Directions for this task → Say how many lines hold the string "text"; please write nothing but the number.

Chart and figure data
--------
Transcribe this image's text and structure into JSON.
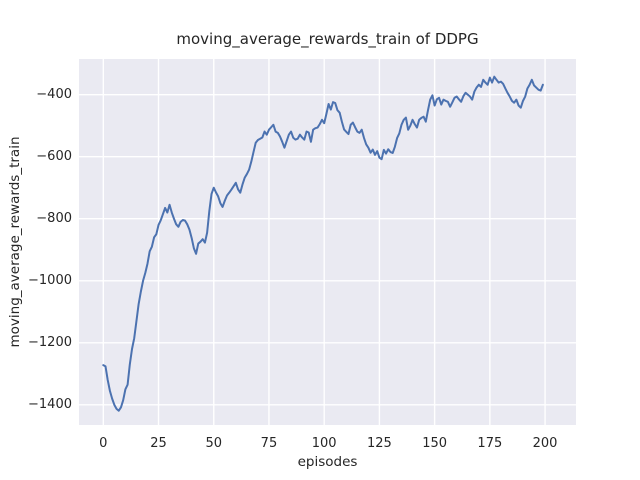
{
  "chart_data": {
    "type": "line",
    "title": "moving_average_rewards_train of DDPG",
    "xlabel": "episodes",
    "ylabel": "moving_average_rewards_train",
    "x_ticks": [
      0,
      25,
      50,
      75,
      100,
      125,
      150,
      175,
      200
    ],
    "y_ticks": [
      -400,
      -600,
      -800,
      -1000,
      -1200,
      -1400
    ],
    "xlim": [
      -11,
      214
    ],
    "ylim": [
      -1465,
      -285
    ],
    "grid": true,
    "legend": false,
    "colors": {
      "line": "#4c72b0",
      "plot_bg": "#eaeaf2",
      "grid": "#ffffff",
      "text": "#262626"
    },
    "series": [
      {
        "name": "moving_average_rewards_train",
        "x_start": 0,
        "x_step": 1,
        "values": [
          -1272,
          -1276,
          -1320,
          -1355,
          -1380,
          -1400,
          -1413,
          -1419,
          -1408,
          -1385,
          -1350,
          -1335,
          -1270,
          -1220,
          -1185,
          -1130,
          -1075,
          -1035,
          -1000,
          -975,
          -945,
          -905,
          -890,
          -860,
          -850,
          -820,
          -805,
          -785,
          -765,
          -780,
          -755,
          -780,
          -800,
          -818,
          -826,
          -810,
          -804,
          -806,
          -818,
          -835,
          -862,
          -895,
          -913,
          -880,
          -874,
          -866,
          -877,
          -845,
          -775,
          -720,
          -700,
          -715,
          -728,
          -750,
          -762,
          -742,
          -725,
          -716,
          -706,
          -695,
          -684,
          -705,
          -716,
          -690,
          -668,
          -656,
          -642,
          -616,
          -585,
          -555,
          -546,
          -542,
          -538,
          -519,
          -529,
          -513,
          -505,
          -497,
          -519,
          -523,
          -535,
          -552,
          -571,
          -550,
          -529,
          -519,
          -539,
          -545,
          -542,
          -529,
          -538,
          -545,
          -519,
          -522,
          -552,
          -513,
          -508,
          -506,
          -495,
          -481,
          -492,
          -462,
          -430,
          -448,
          -424,
          -427,
          -450,
          -458,
          -487,
          -512,
          -520,
          -527,
          -497,
          -490,
          -505,
          -519,
          -523,
          -513,
          -539,
          -560,
          -571,
          -587,
          -577,
          -594,
          -582,
          -603,
          -608,
          -578,
          -590,
          -576,
          -585,
          -588,
          -568,
          -540,
          -525,
          -497,
          -481,
          -474,
          -513,
          -500,
          -481,
          -495,
          -506,
          -481,
          -475,
          -471,
          -487,
          -450,
          -416,
          -402,
          -435,
          -415,
          -410,
          -432,
          -416,
          -420,
          -423,
          -439,
          -425,
          -410,
          -406,
          -415,
          -423,
          -405,
          -394,
          -400,
          -406,
          -416,
          -390,
          -377,
          -368,
          -375,
          -352,
          -361,
          -368,
          -345,
          -361,
          -342,
          -352,
          -361,
          -358,
          -365,
          -380,
          -394,
          -406,
          -420,
          -426,
          -416,
          -435,
          -442,
          -420,
          -406,
          -380,
          -368,
          -352,
          -370,
          -377,
          -384,
          -387,
          -368
        ]
      }
    ]
  }
}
--------
Finished task → 2